- REQUIREMENT:
Whenever the string "under" appears in a line below, please copy the line out.

- AVAILABLE DATA:
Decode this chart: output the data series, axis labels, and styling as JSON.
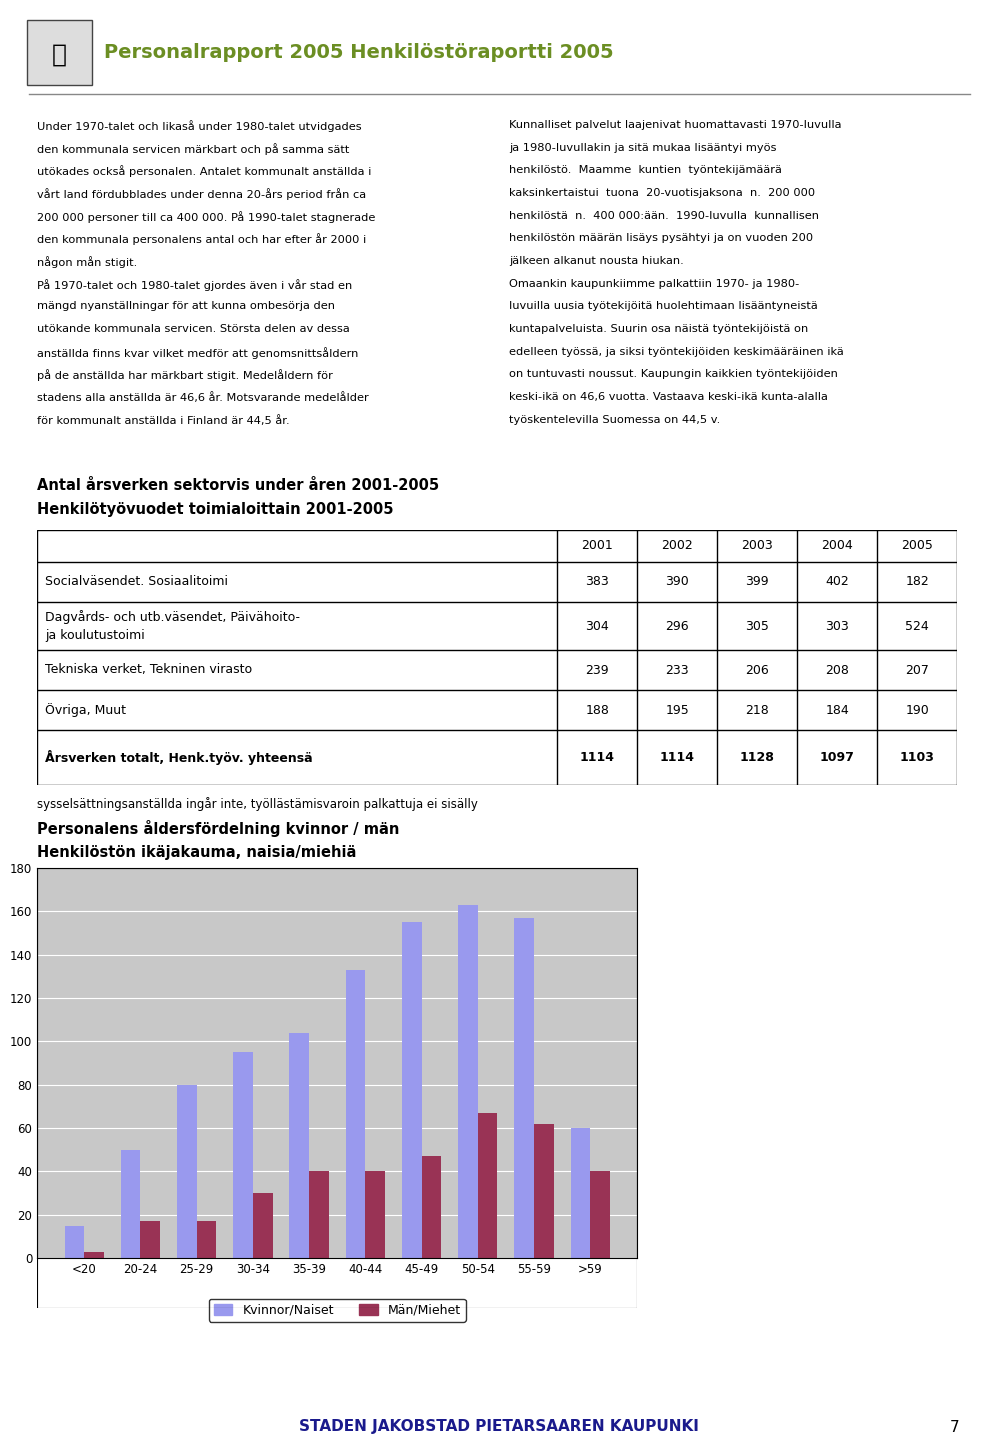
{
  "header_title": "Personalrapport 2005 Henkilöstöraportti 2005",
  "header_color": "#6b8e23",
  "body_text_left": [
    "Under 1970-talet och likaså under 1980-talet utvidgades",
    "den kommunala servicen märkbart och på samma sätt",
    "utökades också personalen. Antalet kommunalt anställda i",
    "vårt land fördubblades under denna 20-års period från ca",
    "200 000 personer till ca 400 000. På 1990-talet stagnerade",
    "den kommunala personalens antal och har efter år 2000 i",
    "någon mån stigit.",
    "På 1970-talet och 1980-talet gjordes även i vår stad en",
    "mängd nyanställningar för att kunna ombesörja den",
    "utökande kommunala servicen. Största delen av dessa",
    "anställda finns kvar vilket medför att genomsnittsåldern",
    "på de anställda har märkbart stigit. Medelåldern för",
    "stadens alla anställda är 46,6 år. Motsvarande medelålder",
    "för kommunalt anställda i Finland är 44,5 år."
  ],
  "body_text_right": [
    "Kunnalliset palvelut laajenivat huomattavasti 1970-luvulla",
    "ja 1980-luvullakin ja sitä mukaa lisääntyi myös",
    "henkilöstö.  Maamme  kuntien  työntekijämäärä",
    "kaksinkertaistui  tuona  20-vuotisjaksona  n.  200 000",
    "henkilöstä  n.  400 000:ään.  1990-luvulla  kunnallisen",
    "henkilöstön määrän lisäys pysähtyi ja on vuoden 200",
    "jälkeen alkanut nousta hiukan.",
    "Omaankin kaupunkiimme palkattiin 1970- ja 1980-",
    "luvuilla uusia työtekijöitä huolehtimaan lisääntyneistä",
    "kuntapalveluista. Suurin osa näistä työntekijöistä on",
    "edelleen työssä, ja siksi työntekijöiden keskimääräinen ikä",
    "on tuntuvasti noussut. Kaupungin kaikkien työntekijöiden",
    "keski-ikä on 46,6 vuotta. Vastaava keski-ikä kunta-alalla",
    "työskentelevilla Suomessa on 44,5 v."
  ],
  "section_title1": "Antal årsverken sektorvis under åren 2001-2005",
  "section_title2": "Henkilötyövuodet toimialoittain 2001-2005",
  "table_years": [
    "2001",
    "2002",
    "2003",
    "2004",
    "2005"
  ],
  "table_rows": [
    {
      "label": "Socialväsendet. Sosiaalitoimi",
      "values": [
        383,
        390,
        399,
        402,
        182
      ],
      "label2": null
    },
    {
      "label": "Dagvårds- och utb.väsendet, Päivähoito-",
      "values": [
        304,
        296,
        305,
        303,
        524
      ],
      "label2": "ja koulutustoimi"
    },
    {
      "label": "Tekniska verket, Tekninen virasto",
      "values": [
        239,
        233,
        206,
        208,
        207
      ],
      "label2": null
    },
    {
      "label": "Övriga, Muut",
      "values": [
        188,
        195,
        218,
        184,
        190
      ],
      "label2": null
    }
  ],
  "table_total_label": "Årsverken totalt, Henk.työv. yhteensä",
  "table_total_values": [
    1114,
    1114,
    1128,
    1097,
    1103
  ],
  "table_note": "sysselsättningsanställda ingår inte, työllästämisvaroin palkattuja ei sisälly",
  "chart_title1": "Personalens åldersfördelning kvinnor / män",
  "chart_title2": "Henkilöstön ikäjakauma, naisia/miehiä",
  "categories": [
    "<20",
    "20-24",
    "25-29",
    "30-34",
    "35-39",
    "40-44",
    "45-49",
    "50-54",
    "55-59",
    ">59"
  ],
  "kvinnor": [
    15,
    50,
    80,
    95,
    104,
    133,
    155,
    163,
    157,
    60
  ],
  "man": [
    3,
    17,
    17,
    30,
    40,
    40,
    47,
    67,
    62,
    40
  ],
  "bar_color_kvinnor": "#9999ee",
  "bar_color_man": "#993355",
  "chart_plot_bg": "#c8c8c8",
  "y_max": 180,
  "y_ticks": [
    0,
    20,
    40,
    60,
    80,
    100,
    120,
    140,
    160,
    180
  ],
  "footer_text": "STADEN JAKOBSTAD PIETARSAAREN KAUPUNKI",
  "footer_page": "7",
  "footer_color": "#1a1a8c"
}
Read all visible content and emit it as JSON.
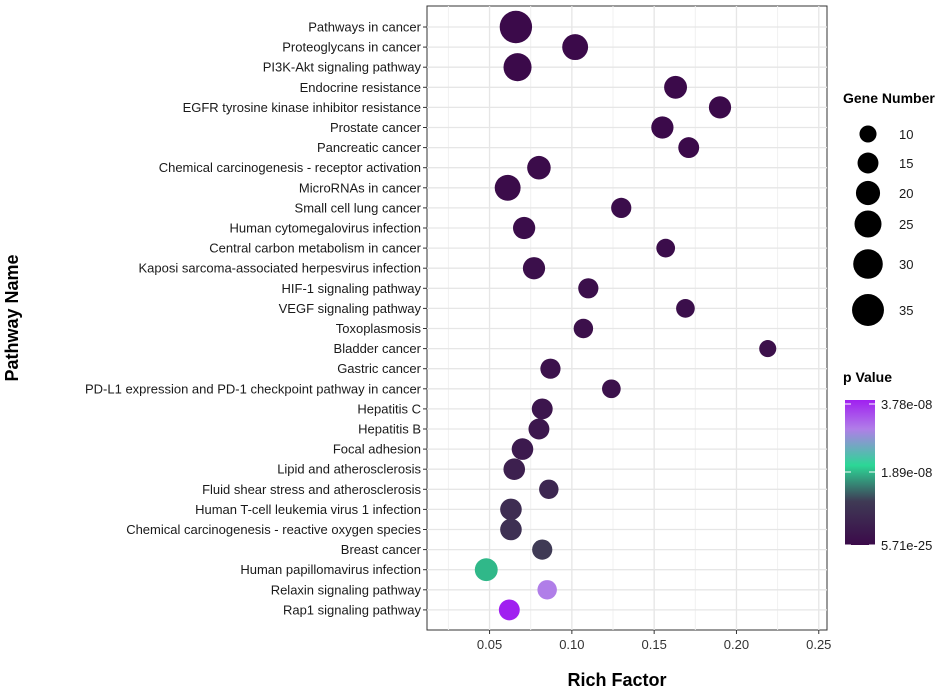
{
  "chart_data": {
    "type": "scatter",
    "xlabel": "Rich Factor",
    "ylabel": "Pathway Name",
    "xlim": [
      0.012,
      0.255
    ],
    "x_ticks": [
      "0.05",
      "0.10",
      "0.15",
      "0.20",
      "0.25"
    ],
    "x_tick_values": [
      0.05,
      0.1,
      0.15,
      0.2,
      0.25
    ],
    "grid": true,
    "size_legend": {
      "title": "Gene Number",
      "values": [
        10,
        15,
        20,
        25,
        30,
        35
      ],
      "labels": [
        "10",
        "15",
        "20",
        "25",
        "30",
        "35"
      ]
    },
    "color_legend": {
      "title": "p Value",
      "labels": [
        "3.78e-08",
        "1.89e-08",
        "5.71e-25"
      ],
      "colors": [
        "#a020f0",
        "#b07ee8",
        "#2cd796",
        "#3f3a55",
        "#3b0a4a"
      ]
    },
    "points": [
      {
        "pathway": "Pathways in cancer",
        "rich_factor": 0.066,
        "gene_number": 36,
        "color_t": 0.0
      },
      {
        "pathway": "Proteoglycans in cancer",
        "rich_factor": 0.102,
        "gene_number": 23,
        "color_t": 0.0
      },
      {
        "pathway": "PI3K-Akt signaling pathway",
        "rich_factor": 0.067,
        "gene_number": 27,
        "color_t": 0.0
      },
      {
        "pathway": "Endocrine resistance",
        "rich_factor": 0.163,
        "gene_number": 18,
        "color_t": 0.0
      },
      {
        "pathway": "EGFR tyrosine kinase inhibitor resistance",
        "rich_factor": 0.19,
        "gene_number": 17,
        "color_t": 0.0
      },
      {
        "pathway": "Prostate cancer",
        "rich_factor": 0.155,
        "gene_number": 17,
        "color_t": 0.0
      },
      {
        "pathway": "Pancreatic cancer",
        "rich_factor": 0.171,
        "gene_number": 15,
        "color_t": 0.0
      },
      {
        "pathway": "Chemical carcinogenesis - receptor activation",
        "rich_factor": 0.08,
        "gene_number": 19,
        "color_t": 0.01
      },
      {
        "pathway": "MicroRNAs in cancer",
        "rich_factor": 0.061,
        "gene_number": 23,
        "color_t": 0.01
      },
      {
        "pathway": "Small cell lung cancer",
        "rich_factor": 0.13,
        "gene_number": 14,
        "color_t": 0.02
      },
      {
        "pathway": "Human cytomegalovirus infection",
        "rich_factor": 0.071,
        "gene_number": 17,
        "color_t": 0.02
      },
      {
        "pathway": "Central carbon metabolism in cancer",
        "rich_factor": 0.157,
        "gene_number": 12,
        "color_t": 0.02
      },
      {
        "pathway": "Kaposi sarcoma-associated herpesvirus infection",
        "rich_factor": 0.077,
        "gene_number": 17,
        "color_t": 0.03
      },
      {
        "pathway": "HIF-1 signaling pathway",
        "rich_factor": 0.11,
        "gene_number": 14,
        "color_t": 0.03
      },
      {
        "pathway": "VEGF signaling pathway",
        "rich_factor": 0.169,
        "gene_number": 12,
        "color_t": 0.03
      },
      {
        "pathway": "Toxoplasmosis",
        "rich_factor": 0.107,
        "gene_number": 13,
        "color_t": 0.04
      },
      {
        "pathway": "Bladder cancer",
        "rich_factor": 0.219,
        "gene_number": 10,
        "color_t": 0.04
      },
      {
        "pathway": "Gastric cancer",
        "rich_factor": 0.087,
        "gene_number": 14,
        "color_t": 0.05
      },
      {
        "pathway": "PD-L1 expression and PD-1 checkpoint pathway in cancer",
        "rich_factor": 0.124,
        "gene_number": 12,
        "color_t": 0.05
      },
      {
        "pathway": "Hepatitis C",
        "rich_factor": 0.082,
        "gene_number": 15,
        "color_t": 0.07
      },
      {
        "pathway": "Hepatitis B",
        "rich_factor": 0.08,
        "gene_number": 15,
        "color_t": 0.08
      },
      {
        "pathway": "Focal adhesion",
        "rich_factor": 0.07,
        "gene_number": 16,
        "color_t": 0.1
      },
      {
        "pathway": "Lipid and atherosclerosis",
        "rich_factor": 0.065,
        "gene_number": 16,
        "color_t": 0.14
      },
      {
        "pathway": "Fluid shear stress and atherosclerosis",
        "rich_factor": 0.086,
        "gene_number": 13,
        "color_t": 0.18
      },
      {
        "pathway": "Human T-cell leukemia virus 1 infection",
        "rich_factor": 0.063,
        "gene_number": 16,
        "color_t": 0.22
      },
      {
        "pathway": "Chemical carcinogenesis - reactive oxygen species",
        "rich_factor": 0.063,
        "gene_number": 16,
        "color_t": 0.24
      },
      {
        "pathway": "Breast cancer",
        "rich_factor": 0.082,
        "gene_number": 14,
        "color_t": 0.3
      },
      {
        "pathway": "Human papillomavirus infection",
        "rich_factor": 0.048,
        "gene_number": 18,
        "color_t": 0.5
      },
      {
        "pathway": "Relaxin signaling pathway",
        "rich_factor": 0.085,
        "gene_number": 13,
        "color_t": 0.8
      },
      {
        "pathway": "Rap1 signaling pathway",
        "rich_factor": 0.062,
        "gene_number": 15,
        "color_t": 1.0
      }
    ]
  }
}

- ANSWER:
    "Under 1970-talet och likaså under 1980-talet utvidgades",
    "vårt land fördubblades under denna 20-års period från ca",
  "section_title1": "Antal årsverken sektorvis under åren 2001-2005",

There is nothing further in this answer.